*Exercise brief*: Below are some entries; can you quote all of them exactly?
### Given records
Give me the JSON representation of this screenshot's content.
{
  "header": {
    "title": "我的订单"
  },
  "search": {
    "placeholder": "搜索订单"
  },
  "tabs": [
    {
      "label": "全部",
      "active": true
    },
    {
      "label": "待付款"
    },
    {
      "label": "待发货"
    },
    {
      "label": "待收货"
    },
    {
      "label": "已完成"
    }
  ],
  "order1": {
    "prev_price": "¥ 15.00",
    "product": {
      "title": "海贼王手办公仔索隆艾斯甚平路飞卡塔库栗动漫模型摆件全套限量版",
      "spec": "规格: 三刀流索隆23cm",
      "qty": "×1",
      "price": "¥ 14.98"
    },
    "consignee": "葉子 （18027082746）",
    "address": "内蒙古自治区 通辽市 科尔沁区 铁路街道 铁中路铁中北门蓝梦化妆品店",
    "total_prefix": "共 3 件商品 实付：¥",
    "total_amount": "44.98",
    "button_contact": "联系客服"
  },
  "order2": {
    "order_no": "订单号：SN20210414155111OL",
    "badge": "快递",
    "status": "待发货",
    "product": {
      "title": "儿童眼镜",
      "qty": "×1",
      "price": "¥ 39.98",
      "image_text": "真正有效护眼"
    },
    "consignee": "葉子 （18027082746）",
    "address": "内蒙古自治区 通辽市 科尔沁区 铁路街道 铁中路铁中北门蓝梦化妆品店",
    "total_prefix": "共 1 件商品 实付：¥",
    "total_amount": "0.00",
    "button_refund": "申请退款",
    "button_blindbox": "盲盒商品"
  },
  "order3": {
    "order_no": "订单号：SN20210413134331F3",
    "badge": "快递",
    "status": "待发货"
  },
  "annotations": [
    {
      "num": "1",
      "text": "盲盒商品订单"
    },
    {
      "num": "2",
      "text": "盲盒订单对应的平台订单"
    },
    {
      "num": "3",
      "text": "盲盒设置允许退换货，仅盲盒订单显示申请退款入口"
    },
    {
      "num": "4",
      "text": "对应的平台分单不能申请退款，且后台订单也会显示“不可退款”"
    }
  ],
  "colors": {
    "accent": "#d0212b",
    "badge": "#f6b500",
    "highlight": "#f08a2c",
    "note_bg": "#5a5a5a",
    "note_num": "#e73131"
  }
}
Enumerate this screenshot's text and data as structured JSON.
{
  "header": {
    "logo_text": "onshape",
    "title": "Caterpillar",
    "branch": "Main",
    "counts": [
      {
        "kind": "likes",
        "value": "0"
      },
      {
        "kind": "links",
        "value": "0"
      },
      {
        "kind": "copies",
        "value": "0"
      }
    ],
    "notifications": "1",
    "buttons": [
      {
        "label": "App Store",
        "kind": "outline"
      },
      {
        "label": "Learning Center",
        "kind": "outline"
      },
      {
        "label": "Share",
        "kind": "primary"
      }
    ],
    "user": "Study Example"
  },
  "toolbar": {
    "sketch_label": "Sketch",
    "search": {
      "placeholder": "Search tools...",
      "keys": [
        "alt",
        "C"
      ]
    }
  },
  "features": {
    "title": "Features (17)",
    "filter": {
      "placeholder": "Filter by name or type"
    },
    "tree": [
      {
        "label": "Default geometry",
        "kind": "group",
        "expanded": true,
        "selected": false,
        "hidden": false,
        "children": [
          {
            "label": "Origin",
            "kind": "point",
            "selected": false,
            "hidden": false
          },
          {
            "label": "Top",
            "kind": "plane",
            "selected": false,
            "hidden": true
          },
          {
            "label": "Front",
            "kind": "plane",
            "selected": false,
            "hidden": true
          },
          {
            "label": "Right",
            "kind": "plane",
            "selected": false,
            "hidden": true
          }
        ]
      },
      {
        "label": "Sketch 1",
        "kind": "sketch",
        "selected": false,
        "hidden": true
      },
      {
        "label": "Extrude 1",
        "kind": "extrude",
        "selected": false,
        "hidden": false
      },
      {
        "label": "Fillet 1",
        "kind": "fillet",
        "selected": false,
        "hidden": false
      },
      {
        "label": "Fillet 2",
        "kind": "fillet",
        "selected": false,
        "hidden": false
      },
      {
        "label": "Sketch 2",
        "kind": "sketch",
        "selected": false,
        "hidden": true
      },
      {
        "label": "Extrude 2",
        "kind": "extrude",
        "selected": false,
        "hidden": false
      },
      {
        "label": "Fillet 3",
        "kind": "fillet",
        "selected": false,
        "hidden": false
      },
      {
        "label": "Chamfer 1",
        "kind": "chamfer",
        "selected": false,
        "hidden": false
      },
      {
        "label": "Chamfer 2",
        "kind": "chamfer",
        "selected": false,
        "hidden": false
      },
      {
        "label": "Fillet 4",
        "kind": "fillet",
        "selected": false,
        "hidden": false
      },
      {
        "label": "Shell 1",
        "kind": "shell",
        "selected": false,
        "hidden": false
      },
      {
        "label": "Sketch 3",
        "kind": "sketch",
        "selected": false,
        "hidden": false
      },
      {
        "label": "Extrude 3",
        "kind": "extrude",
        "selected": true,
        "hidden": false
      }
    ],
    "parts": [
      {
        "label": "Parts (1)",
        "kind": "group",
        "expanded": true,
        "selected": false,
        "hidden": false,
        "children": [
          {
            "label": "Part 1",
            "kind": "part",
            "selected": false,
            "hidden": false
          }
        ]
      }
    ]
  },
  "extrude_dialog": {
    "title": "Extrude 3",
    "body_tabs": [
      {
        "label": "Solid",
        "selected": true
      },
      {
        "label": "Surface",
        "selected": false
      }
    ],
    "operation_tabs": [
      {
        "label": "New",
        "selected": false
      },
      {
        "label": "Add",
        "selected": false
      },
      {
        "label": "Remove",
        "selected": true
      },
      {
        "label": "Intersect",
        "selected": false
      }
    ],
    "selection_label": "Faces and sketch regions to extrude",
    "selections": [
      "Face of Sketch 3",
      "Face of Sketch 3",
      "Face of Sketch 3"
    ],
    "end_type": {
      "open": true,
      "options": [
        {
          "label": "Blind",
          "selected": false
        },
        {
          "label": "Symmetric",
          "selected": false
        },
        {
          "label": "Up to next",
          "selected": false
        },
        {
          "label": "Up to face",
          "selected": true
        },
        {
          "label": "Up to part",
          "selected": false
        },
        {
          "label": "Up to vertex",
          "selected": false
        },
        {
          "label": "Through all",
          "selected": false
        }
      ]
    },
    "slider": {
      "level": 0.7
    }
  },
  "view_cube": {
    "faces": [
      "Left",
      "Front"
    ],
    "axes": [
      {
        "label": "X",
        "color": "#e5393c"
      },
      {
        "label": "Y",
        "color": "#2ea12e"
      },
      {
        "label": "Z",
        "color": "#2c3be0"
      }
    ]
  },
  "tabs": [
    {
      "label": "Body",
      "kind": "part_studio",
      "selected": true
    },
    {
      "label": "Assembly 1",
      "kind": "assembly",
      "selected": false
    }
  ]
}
######
*Solution to the problem*:
Give me the JSON representation of this screenshot's content.
{
  "header": {
    "title": "我的订单"
  },
  "search": {
    "placeholder": "搜索订单"
  },
  "tabs": [
    {
      "label": "全部",
      "active": true
    },
    {
      "label": "待付款"
    },
    {
      "label": "待发货"
    },
    {
      "label": "待收货"
    },
    {
      "label": "已完成"
    }
  ],
  "order1": {
    "prev_price": "¥ 15.00",
    "product": {
      "title": "海贼王手办公仔索隆艾斯甚平路飞卡塔库栗动漫模型摆件全套限量版",
      "spec": "规格: 三刀流索隆23cm",
      "qty": "×1",
      "price": "¥ 14.98"
    },
    "consignee": "葉子 （18027082746）",
    "address": "内蒙古自治区 通辽市 科尔沁区 铁路街道 铁中路铁中北门蓝梦化妆品店",
    "total_prefix": "共 3 件商品 实付：¥",
    "total_amount": "44.98",
    "button_contact": "联系客服"
  },
  "order2": {
    "order_no": "订单号：SN20210414155111OL",
    "badge": "快递",
    "status": "待发货",
    "product": {
      "title": "儿童眼镜",
      "qty": "×1",
      "price": "¥ 39.98",
      "image_text": "真正有效护眼"
    },
    "consignee": "葉子 （18027082746）",
    "address": "内蒙古自治区 通辽市 科尔沁区 铁路街道 铁中路铁中北门蓝梦化妆品店",
    "total_prefix": "共 1 件商品 实付：¥",
    "total_amount": "0.00",
    "button_refund": "申请退款",
    "button_blindbox": "盲盒商品"
  },
  "order3": {
    "order_no": "订单号：SN20210413134331F3",
    "badge": "快递",
    "status": "待发货"
  },
  "annotations": [
    {
      "num": "1",
      "text": "盲盒商品订单"
    },
    {
      "num": "2",
      "text": "盲盒订单对应的平台订单"
    },
    {
      "num": "3",
      "text": "盲盒设置允许退换货，仅盲盒订单显示申请退款入口"
    },
    {
      "num": "4",
      "text": "对应的平台分单不能申请退款，且后台订单也会显示“不可退款”"
    }
  ],
  "colors": {
    "accent": "#d0212b",
    "badge": "#f6b500",
    "highlight": "#f08a2c",
    "note_bg": "#5a5a5a",
    "note_num": "#e73131"
  }
}
Enumerate this screenshot's text and data as structured JSON.
{
  "header": {
    "logo_text": "onshape",
    "title": "Caterpillar",
    "branch": "Main",
    "counts": [
      {
        "kind": "likes",
        "value": "0"
      },
      {
        "kind": "links",
        "value": "0"
      },
      {
        "kind": "copies",
        "value": "0"
      }
    ],
    "notifications": "1",
    "buttons": [
      {
        "label": "App Store",
        "kind": "outline"
      },
      {
        "label": "Learning Center",
        "kind": "outline"
      },
      {
        "label": "Share",
        "kind": "primary"
      }
    ],
    "user": "Study Example"
  },
  "toolbar": {
    "sketch_label": "Sketch",
    "search": {
      "placeholder": "Search tools...",
      "keys": [
        "alt",
        "C"
      ]
    }
  },
  "features": {
    "title": "Features (17)",
    "filter": {
      "placeholder": "Filter by name or type"
    },
    "tree": [
      {
        "label": "Default geometry",
        "kind": "group",
        "expanded": true,
        "selected": false,
        "hidden": false,
        "children": [
          {
            "label": "Origin",
            "kind": "point",
            "selected": false,
            "hidden": false
          },
          {
            "label": "Top",
            "kind": "plane",
            "selected": false,
            "hidden": true
          },
          {
            "label": "Front",
            "kind": "plane",
            "selected": false,
            "hidden": true
          },
          {
            "label": "Right",
            "kind": "plane",
            "selected": false,
            "hidden": true
          }
        ]
      },
      {
        "label": "Sketch 1",
        "kind": "sketch",
        "selected": false,
        "hidden": true
      },
      {
        "label": "Extrude 1",
        "kind": "extrude",
        "selected": false,
        "hidden": false
      },
      {
        "label": "Fillet 1",
        "kind": "fillet",
        "selected": false,
        "hidden": false
      },
      {
        "label": "Fillet 2",
        "kind": "fillet",
        "selected": false,
        "hidden": false
      },
      {
        "label": "Sketch 2",
        "kind": "sketch",
        "selected": false,
        "hidden": true
      },
      {
        "label": "Extrude 2",
        "kind": "extrude",
        "selected": false,
        "hidden": false
      },
      {
        "label": "Fillet 3",
        "kind": "fillet",
        "selected": false,
        "hidden": false
      },
      {
        "label": "Chamfer 1",
        "kind": "chamfer",
        "selected": false,
        "hidden": false
      },
      {
        "label": "Chamfer 2",
        "kind": "chamfer",
        "selected": false,
        "hidden": false
      },
      {
        "label": "Fillet 4",
        "kind": "fillet",
        "selected": false,
        "hidden": false
      },
      {
        "label": "Shell 1",
        "kind": "shell",
        "selected": false,
        "hidden": false
      },
      {
        "label": "Sketch 3",
        "kind": "sketch",
        "selected": false,
        "hidden": false
      },
      {
        "label": "Extrude 3",
        "kind": "extrude",
        "selected": true,
        "hidden": false
      }
    ],
    "parts": [
      {
        "label": "Parts (1)",
        "kind": "group",
        "expanded": true,
        "selected": false,
        "hidden": false,
        "children": [
          {
            "label": "Part 1",
            "kind": "part",
            "selected": false,
            "hidden": false
          }
        ]
      }
    ]
  },
  "extrude_dialog": {
    "title": "Extrude 3",
    "body_tabs": [
      {
        "label": "Solid",
        "selected": true
      },
      {
        "label": "Surface",
        "selected": false
      }
    ],
    "operation_tabs": [
      {
        "label": "New",
        "selected": false
      },
      {
        "label": "Add",
        "selected": false
      },
      {
        "label": "Remove",
        "selected": true
      },
      {
        "label": "Intersect",
        "selected": false
      }
    ],
    "selection_label": "Faces and sketch regions to extrude",
    "selections": [
      "Face of Sketch 3",
      "Face of Sketch 3",
      "Face of Sketch 3"
    ],
    "end_type": {
      "open": true,
      "options": [
        {
          "label": "Blind",
          "selected": false
        },
        {
          "label": "Symmetric",
          "selected": false
        },
        {
          "label": "Up to next",
          "selected": false
        },
        {
          "label": "Up to face",
          "selected": true
        },
        {
          "label": "Up to part",
          "selected": false
        },
        {
          "label": "Up to vertex",
          "selected": false
        },
        {
          "label": "Through all",
          "selected": false
        }
      ]
    },
    "slider": {
      "level": 0.7
    }
  },
  "view_cube": {
    "faces": [
      "Left",
      "Front"
    ],
    "axes": [
      {
        "label": "X",
        "color": "#e5393c"
      },
      {
        "label": "Y",
        "color": "#2ea12e"
      },
      {
        "label": "Z",
        "color": "#2c3be0"
      }
    ]
  },
  "tabs": [
    {
      "label": "Body",
      "kind": "part_studio",
      "selected": true
    },
    {
      "label": "Assembly 1",
      "kind": "assembly",
      "selected": false
    }
  ]
}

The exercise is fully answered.